GIVEN PROBLEM
Rewrite the stretch from the start of the records through the line that contains "- copy-right-icon[interactable]: [309, 57, 327, 75]", replacing "code-text" with "code-fragment" and leaving everything else unchanged.

MATERIALS PROVIDED
>> BEGIN

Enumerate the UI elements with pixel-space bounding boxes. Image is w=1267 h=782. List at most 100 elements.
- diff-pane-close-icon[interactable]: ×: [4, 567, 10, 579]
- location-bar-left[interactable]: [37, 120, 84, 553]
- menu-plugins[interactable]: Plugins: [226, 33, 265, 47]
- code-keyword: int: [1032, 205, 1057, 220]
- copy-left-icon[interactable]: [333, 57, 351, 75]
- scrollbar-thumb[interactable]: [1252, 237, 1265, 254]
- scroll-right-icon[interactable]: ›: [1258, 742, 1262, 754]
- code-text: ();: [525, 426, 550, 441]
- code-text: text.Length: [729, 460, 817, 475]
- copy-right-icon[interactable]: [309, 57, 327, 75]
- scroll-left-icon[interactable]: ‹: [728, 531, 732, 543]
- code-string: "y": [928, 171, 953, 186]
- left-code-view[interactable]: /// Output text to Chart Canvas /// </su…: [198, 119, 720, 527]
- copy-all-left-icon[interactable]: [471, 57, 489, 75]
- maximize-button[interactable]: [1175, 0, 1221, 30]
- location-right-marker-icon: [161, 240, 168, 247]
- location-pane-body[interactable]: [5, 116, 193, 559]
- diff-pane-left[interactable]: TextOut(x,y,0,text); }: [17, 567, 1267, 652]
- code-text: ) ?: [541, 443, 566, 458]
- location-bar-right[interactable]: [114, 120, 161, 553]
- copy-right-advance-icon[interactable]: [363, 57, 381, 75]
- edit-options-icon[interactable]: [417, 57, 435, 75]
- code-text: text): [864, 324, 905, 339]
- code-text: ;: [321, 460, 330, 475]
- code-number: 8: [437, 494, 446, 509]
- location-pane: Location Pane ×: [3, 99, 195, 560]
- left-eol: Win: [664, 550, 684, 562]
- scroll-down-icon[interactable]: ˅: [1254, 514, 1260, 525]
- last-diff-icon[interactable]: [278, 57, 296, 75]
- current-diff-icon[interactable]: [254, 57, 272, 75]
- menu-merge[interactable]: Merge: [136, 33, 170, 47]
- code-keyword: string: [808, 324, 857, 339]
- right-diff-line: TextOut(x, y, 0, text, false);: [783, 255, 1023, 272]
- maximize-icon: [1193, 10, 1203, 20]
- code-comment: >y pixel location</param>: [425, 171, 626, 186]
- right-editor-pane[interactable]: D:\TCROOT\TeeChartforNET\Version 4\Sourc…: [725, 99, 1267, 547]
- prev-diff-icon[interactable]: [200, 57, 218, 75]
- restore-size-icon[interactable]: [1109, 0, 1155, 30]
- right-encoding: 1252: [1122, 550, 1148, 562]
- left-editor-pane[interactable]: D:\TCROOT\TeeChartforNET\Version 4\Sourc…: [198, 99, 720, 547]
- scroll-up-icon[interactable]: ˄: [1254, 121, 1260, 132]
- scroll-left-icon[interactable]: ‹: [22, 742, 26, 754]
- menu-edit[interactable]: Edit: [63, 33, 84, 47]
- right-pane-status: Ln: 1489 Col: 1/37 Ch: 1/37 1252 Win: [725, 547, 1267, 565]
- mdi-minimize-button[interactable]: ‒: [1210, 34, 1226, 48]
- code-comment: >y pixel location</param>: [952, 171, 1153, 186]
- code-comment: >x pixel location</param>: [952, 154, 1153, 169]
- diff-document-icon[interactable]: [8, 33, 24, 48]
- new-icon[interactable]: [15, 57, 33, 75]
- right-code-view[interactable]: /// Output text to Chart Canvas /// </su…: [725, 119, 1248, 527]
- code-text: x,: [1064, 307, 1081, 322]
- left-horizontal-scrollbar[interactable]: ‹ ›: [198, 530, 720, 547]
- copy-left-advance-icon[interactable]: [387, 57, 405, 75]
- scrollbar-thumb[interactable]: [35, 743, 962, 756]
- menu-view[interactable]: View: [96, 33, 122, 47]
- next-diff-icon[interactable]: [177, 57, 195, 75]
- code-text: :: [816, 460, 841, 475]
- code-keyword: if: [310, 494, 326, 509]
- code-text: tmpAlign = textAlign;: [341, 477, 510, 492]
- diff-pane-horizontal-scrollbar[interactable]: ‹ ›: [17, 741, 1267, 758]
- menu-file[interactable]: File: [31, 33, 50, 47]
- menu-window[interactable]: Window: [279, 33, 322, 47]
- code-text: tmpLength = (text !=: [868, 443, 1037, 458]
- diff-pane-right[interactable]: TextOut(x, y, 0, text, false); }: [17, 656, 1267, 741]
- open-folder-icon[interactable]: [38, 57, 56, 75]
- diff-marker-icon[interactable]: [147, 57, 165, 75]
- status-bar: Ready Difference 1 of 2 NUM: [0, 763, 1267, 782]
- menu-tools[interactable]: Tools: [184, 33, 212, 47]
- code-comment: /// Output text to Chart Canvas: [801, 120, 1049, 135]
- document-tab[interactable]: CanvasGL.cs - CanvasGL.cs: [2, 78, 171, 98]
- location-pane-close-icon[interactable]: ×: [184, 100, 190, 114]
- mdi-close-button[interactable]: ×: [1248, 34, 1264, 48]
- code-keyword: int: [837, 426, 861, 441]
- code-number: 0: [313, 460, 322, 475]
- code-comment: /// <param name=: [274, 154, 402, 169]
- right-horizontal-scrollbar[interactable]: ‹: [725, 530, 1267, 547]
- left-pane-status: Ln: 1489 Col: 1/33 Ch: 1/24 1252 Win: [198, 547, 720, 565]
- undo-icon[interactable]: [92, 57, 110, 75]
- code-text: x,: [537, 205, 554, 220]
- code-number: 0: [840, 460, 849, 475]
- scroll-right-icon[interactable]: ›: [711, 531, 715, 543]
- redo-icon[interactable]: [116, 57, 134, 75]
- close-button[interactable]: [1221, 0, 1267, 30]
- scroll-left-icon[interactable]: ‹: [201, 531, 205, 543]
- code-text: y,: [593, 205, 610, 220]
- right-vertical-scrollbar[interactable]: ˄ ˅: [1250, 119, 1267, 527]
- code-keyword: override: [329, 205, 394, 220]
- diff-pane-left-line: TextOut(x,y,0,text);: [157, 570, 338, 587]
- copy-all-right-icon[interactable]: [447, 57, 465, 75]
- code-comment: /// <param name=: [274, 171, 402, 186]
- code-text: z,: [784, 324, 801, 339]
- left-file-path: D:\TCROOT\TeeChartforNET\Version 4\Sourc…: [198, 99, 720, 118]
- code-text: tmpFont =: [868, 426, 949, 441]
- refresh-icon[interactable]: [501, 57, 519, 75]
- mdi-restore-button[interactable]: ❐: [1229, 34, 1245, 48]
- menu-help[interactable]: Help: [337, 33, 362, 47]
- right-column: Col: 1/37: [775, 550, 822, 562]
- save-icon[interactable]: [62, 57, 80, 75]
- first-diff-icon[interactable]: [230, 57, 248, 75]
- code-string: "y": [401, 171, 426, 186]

>> END

TASK SOLUTION
Enumerate the UI elements with pixel-space bounding boxes. Image is w=1267 h=782. List at most 100 elements.
- diff-pane-close-icon[interactable]: ×: [4, 567, 10, 579]
- location-bar-left[interactable]: [37, 120, 84, 553]
- menu-plugins[interactable]: Plugins: [226, 33, 265, 47]
- code-keyword: int: [1032, 205, 1057, 220]
- copy-left-icon[interactable]: [333, 57, 351, 75]
- scrollbar-thumb[interactable]: [1252, 237, 1265, 254]
- scroll-right-icon[interactable]: ›: [1258, 742, 1262, 754]
- code-fragment: ();: [525, 426, 550, 441]
- code-fragment: text.Length: [729, 460, 817, 475]
- copy-right-icon[interactable]: [309, 57, 327, 75]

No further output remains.